Stored data:
_ _ _ _

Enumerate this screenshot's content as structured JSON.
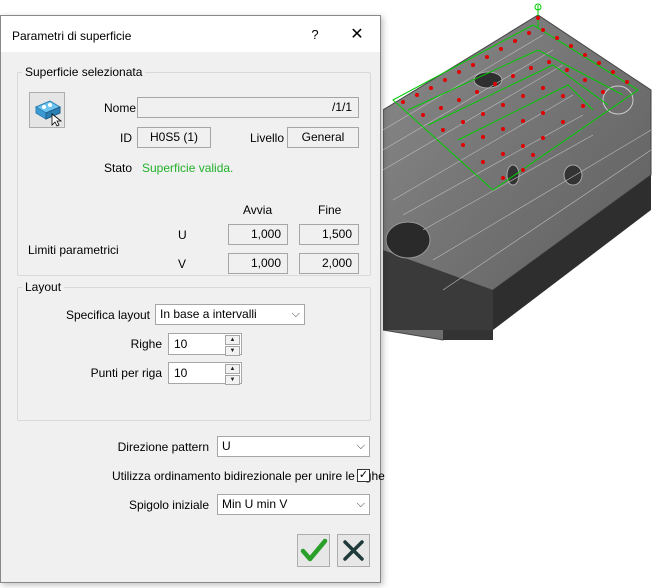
{
  "dialog": {
    "title": "Parametri di superficie",
    "help": "?",
    "close": "✕"
  },
  "surface_group": {
    "legend": "Superficie selezionata",
    "name_label": "Nome",
    "name_value": "/1/1",
    "id_label": "ID",
    "id_value": "H0S5 (1)",
    "level_label": "Livello",
    "level_value": "General",
    "status_label": "Stato",
    "status_value": "Superficie valida.",
    "status_color": "#22b22b",
    "col_start": "Avvia",
    "col_end": "Fine",
    "limits_label": "Limiti parametrici",
    "u_label": "U",
    "v_label": "V",
    "u_start": "1,000",
    "u_end": "1,500",
    "v_start": "1,000",
    "v_end": "2,000"
  },
  "layout_group": {
    "legend": "Layout",
    "spec_label": "Specifica layout",
    "spec_value": "In base a intervalli",
    "rows_label": "Righe",
    "rows_value": "10",
    "points_label": "Punti per riga",
    "points_value": "10"
  },
  "pattern": {
    "direction_label": "Direzione pattern",
    "direction_value": "U",
    "bidir_label": "Utilizza ordinamento bidirezionale per unire le righe",
    "bidir_checked": "✓",
    "corner_label": "Spigolo iniziale",
    "corner_value": "Min U min V"
  },
  "accent": {
    "ok_green": "#2aa02a",
    "cancel_dark": "#1f3a3a",
    "wire_green": "#00cc00",
    "point_red": "#e00000"
  }
}
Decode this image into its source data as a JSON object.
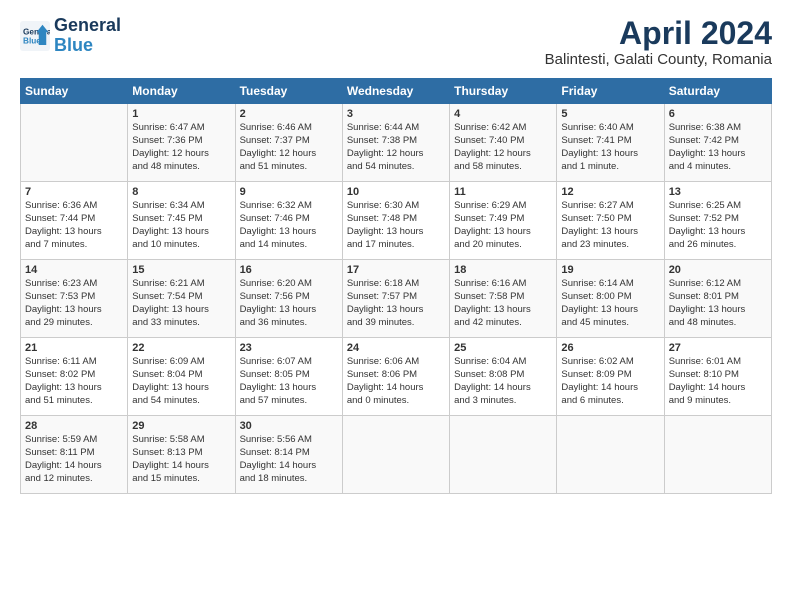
{
  "header": {
    "logo_line1": "General",
    "logo_line2": "Blue",
    "title": "April 2024",
    "subtitle": "Balintesti, Galati County, Romania"
  },
  "weekdays": [
    "Sunday",
    "Monday",
    "Tuesday",
    "Wednesday",
    "Thursday",
    "Friday",
    "Saturday"
  ],
  "weeks": [
    [
      {
        "day": "",
        "content": ""
      },
      {
        "day": "1",
        "content": "Sunrise: 6:47 AM\nSunset: 7:36 PM\nDaylight: 12 hours\nand 48 minutes."
      },
      {
        "day": "2",
        "content": "Sunrise: 6:46 AM\nSunset: 7:37 PM\nDaylight: 12 hours\nand 51 minutes."
      },
      {
        "day": "3",
        "content": "Sunrise: 6:44 AM\nSunset: 7:38 PM\nDaylight: 12 hours\nand 54 minutes."
      },
      {
        "day": "4",
        "content": "Sunrise: 6:42 AM\nSunset: 7:40 PM\nDaylight: 12 hours\nand 58 minutes."
      },
      {
        "day": "5",
        "content": "Sunrise: 6:40 AM\nSunset: 7:41 PM\nDaylight: 13 hours\nand 1 minute."
      },
      {
        "day": "6",
        "content": "Sunrise: 6:38 AM\nSunset: 7:42 PM\nDaylight: 13 hours\nand 4 minutes."
      }
    ],
    [
      {
        "day": "7",
        "content": "Sunrise: 6:36 AM\nSunset: 7:44 PM\nDaylight: 13 hours\nand 7 minutes."
      },
      {
        "day": "8",
        "content": "Sunrise: 6:34 AM\nSunset: 7:45 PM\nDaylight: 13 hours\nand 10 minutes."
      },
      {
        "day": "9",
        "content": "Sunrise: 6:32 AM\nSunset: 7:46 PM\nDaylight: 13 hours\nand 14 minutes."
      },
      {
        "day": "10",
        "content": "Sunrise: 6:30 AM\nSunset: 7:48 PM\nDaylight: 13 hours\nand 17 minutes."
      },
      {
        "day": "11",
        "content": "Sunrise: 6:29 AM\nSunset: 7:49 PM\nDaylight: 13 hours\nand 20 minutes."
      },
      {
        "day": "12",
        "content": "Sunrise: 6:27 AM\nSunset: 7:50 PM\nDaylight: 13 hours\nand 23 minutes."
      },
      {
        "day": "13",
        "content": "Sunrise: 6:25 AM\nSunset: 7:52 PM\nDaylight: 13 hours\nand 26 minutes."
      }
    ],
    [
      {
        "day": "14",
        "content": "Sunrise: 6:23 AM\nSunset: 7:53 PM\nDaylight: 13 hours\nand 29 minutes."
      },
      {
        "day": "15",
        "content": "Sunrise: 6:21 AM\nSunset: 7:54 PM\nDaylight: 13 hours\nand 33 minutes."
      },
      {
        "day": "16",
        "content": "Sunrise: 6:20 AM\nSunset: 7:56 PM\nDaylight: 13 hours\nand 36 minutes."
      },
      {
        "day": "17",
        "content": "Sunrise: 6:18 AM\nSunset: 7:57 PM\nDaylight: 13 hours\nand 39 minutes."
      },
      {
        "day": "18",
        "content": "Sunrise: 6:16 AM\nSunset: 7:58 PM\nDaylight: 13 hours\nand 42 minutes."
      },
      {
        "day": "19",
        "content": "Sunrise: 6:14 AM\nSunset: 8:00 PM\nDaylight: 13 hours\nand 45 minutes."
      },
      {
        "day": "20",
        "content": "Sunrise: 6:12 AM\nSunset: 8:01 PM\nDaylight: 13 hours\nand 48 minutes."
      }
    ],
    [
      {
        "day": "21",
        "content": "Sunrise: 6:11 AM\nSunset: 8:02 PM\nDaylight: 13 hours\nand 51 minutes."
      },
      {
        "day": "22",
        "content": "Sunrise: 6:09 AM\nSunset: 8:04 PM\nDaylight: 13 hours\nand 54 minutes."
      },
      {
        "day": "23",
        "content": "Sunrise: 6:07 AM\nSunset: 8:05 PM\nDaylight: 13 hours\nand 57 minutes."
      },
      {
        "day": "24",
        "content": "Sunrise: 6:06 AM\nSunset: 8:06 PM\nDaylight: 14 hours\nand 0 minutes."
      },
      {
        "day": "25",
        "content": "Sunrise: 6:04 AM\nSunset: 8:08 PM\nDaylight: 14 hours\nand 3 minutes."
      },
      {
        "day": "26",
        "content": "Sunrise: 6:02 AM\nSunset: 8:09 PM\nDaylight: 14 hours\nand 6 minutes."
      },
      {
        "day": "27",
        "content": "Sunrise: 6:01 AM\nSunset: 8:10 PM\nDaylight: 14 hours\nand 9 minutes."
      }
    ],
    [
      {
        "day": "28",
        "content": "Sunrise: 5:59 AM\nSunset: 8:11 PM\nDaylight: 14 hours\nand 12 minutes."
      },
      {
        "day": "29",
        "content": "Sunrise: 5:58 AM\nSunset: 8:13 PM\nDaylight: 14 hours\nand 15 minutes."
      },
      {
        "day": "30",
        "content": "Sunrise: 5:56 AM\nSunset: 8:14 PM\nDaylight: 14 hours\nand 18 minutes."
      },
      {
        "day": "",
        "content": ""
      },
      {
        "day": "",
        "content": ""
      },
      {
        "day": "",
        "content": ""
      },
      {
        "day": "",
        "content": ""
      }
    ]
  ]
}
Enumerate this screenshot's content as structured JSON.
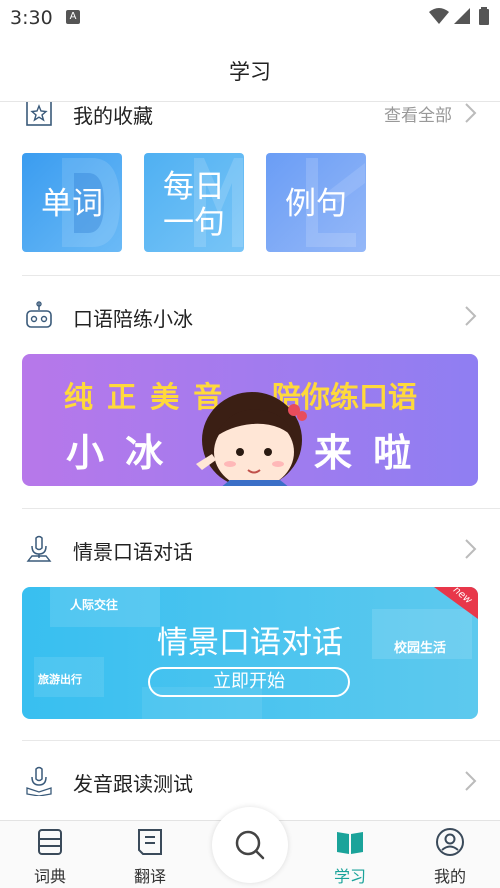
{
  "status_bar": {
    "time": "3:30",
    "notification_badge": "A"
  },
  "header": {
    "title": "学习"
  },
  "favorites": {
    "title": "我的收藏",
    "view_all": "查看全部",
    "cards": [
      {
        "label": "单词",
        "color": "#4aa5f0"
      },
      {
        "label": "每日\n一句",
        "color": "#5ab4f4"
      },
      {
        "label": "例句",
        "color": "#7aa6f6"
      }
    ]
  },
  "oral_practice": {
    "title": "口语陪练小冰",
    "banner": {
      "line1": "纯 正 美 音",
      "line1b": "陪你练口语",
      "line2a": "小 冰",
      "line2b": "来 啦"
    }
  },
  "scenario_dialogue": {
    "title": "情景口语对话",
    "banner": {
      "main": "情景口语对话",
      "button": "立即开始",
      "tag_social": "人际交往",
      "tag_travel": "旅游出行",
      "tag_campus": "校园生活",
      "corner": "new"
    }
  },
  "pronunciation": {
    "title": "发音跟读测试"
  },
  "bottom_nav": {
    "items": [
      {
        "label": "词典",
        "icon": "dictionary-icon"
      },
      {
        "label": "翻译",
        "icon": "translate-icon"
      },
      {
        "label": "学习",
        "icon": "study-book-icon",
        "active": true
      },
      {
        "label": "我的",
        "icon": "profile-icon"
      }
    ],
    "search_icon": "search-icon",
    "active_color": "#1aa39a"
  }
}
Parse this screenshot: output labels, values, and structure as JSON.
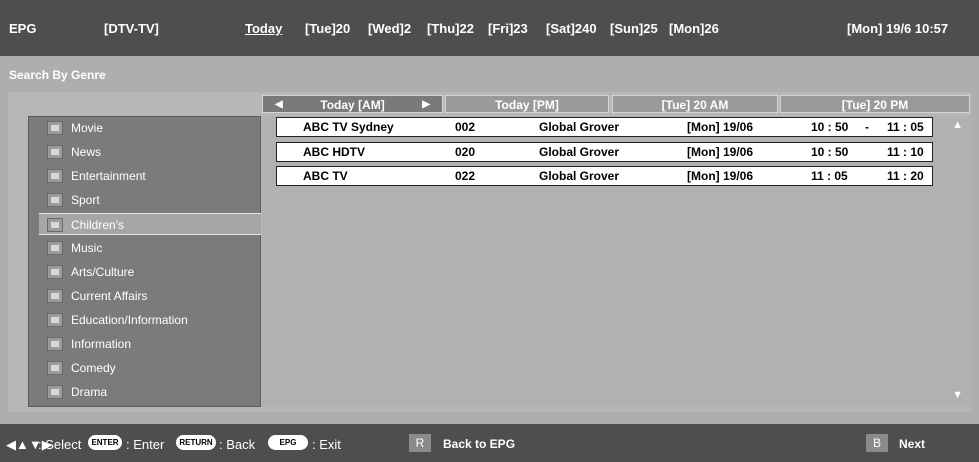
{
  "header": {
    "app_label": "EPG",
    "source": "[DTV-TV]",
    "days": [
      "Today",
      "[Tue]20",
      "[Wed]2",
      "[Thu]22",
      "[Fri]23",
      "[Sat]240",
      "[Sun]25",
      "[Mon]26"
    ],
    "datetime": "[Mon] 19/6 10:57"
  },
  "page_title": "Search By Genre",
  "tabs": [
    {
      "label": "Today [AM]"
    },
    {
      "label": "Today [PM]"
    },
    {
      "label": "[Tue] 20 AM"
    },
    {
      "label": "[Tue] 20 PM"
    }
  ],
  "genres": [
    {
      "label": "Movie",
      "icon": "movie-icon"
    },
    {
      "label": "News",
      "icon": "news-icon"
    },
    {
      "label": "Entertainment",
      "icon": "entertainment-icon"
    },
    {
      "label": "Sport",
      "icon": "sport-icon"
    },
    {
      "label": "Children's",
      "icon": "children-icon"
    },
    {
      "label": "Music",
      "icon": "music-icon"
    },
    {
      "label": "Arts/Culture",
      "icon": "arts-icon"
    },
    {
      "label": "Current Affairs",
      "icon": "current-affairs-icon"
    },
    {
      "label": "Education/Information",
      "icon": "education-icon"
    },
    {
      "label": "Information",
      "icon": "information-icon"
    },
    {
      "label": "Comedy",
      "icon": "comedy-icon"
    },
    {
      "label": "Drama",
      "icon": "drama-icon"
    }
  ],
  "selected_genre": "Children's",
  "results": [
    {
      "channel": "ABC TV Sydney",
      "number": "002",
      "program": "Global Grover",
      "date": "[Mon] 19/06",
      "start": "10 : 50",
      "sep": "-",
      "end": "11 : 05"
    },
    {
      "channel": "ABC HDTV",
      "number": "020",
      "program": "Global Grover",
      "date": "[Mon] 19/06",
      "start": "10 : 50",
      "sep": "",
      "end": "11 : 10"
    },
    {
      "channel": "ABC TV",
      "number": "022",
      "program": "Global Grover",
      "date": "[Mon] 19/06",
      "start": "11 : 05",
      "sep": "",
      "end": "11 : 20"
    }
  ],
  "footer": {
    "select_label": ": Select",
    "enter_key": "ENTER",
    "enter_label": ": Enter",
    "return_key": "RETURN",
    "back_label": ": Back",
    "epg_key": "EPG",
    "exit_label": ": Exit",
    "r_key": "R",
    "back_to_epg": "Back to EPG",
    "b_key": "B",
    "next": "Next"
  }
}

_ _ _ _

**EXERCISE AIM:** Collect from the data above every line that includes "Back".

**ANSWER TO THIS EXERCISE:**
    "back_label": ": Back",
    "back_to_epg": "Back to EPG",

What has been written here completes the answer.